## Stated exercise
Pictures stay out of your copy, but everything else in the records below must be repeated exactly.

## Data shown
--------------------------------------------------
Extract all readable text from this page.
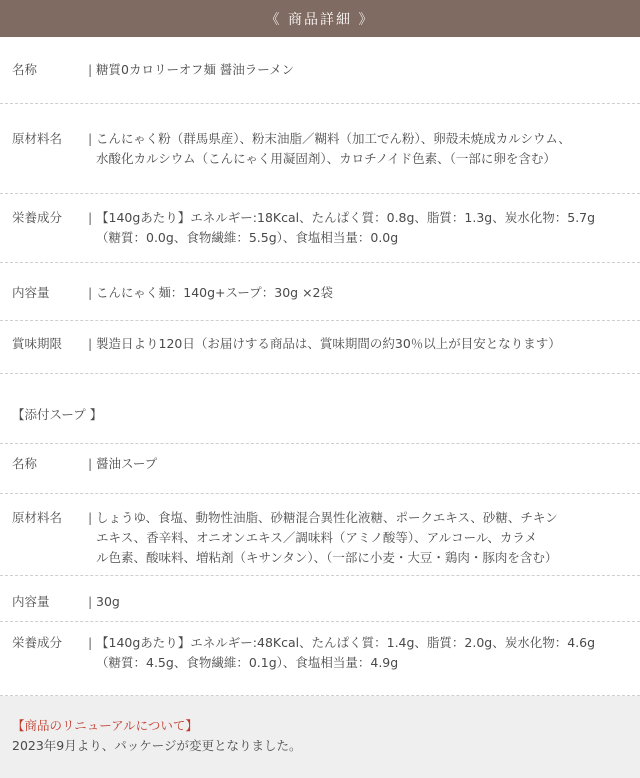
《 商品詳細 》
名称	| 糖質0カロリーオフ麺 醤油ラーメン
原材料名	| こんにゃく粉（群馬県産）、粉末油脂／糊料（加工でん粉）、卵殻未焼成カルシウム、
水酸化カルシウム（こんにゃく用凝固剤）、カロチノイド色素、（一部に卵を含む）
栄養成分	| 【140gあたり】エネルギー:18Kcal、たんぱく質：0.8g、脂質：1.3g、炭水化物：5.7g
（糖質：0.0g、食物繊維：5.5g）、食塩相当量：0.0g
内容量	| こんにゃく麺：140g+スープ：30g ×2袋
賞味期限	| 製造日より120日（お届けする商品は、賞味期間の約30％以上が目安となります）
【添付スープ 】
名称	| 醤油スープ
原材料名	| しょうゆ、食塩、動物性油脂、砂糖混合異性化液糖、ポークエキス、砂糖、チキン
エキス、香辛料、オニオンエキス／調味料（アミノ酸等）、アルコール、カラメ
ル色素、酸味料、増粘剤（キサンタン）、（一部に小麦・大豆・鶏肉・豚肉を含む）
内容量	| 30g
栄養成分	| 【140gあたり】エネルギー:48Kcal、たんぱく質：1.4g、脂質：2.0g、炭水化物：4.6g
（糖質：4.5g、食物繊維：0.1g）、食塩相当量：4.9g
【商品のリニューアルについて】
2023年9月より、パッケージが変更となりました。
--------------------------------------------------
## Written answer
Extract all readable text from this page.
《 商品詳細 》
名称	| 糖質0カロリーオフ麺 醤油ラーメン
原材料名	| こんにゃく粉（群馬県産）、粉末油脂／糊料（加工でん粉）、卵殻未焼成カルシウム、
水酸化カルシウム（こんにゃく用凝固剤）、カロチノイド色素、（一部に卵を含む）
栄養成分	| 【140gあたり】エネルギー:18Kcal、たんぱく質：0.8g、脂質：1.3g、炭水化物：5.7g
（糖質：0.0g、食物繊維：5.5g）、食塩相当量：0.0g
内容量	| こんにゃく麺：140g+スープ：30g ×2袋
賞味期限	| 製造日より120日（お届けする商品は、賞味期間の約30％以上が目安となります）
【添付スープ 】
名称	| 醤油スープ
原材料名	| しょうゆ、食塩、動物性油脂、砂糖混合異性化液糖、ポークエキス、砂糖、チキン
エキス、香辛料、オニオンエキス／調味料（アミノ酸等）、アルコール、カラメ
ル色素、酸味料、増粘剤（キサンタン）、（一部に小麦・大豆・鶏肉・豚肉を含む）
内容量	| 30g
栄養成分	| 【140gあたり】エネルギー:48Kcal、たんぱく質：1.4g、脂質：2.0g、炭水化物：4.6g
（糖質：4.5g、食物繊維：0.1g）、食塩相当量：4.9g
【商品のリニューアルについて】
2023年9月より、パッケージが変更となりました。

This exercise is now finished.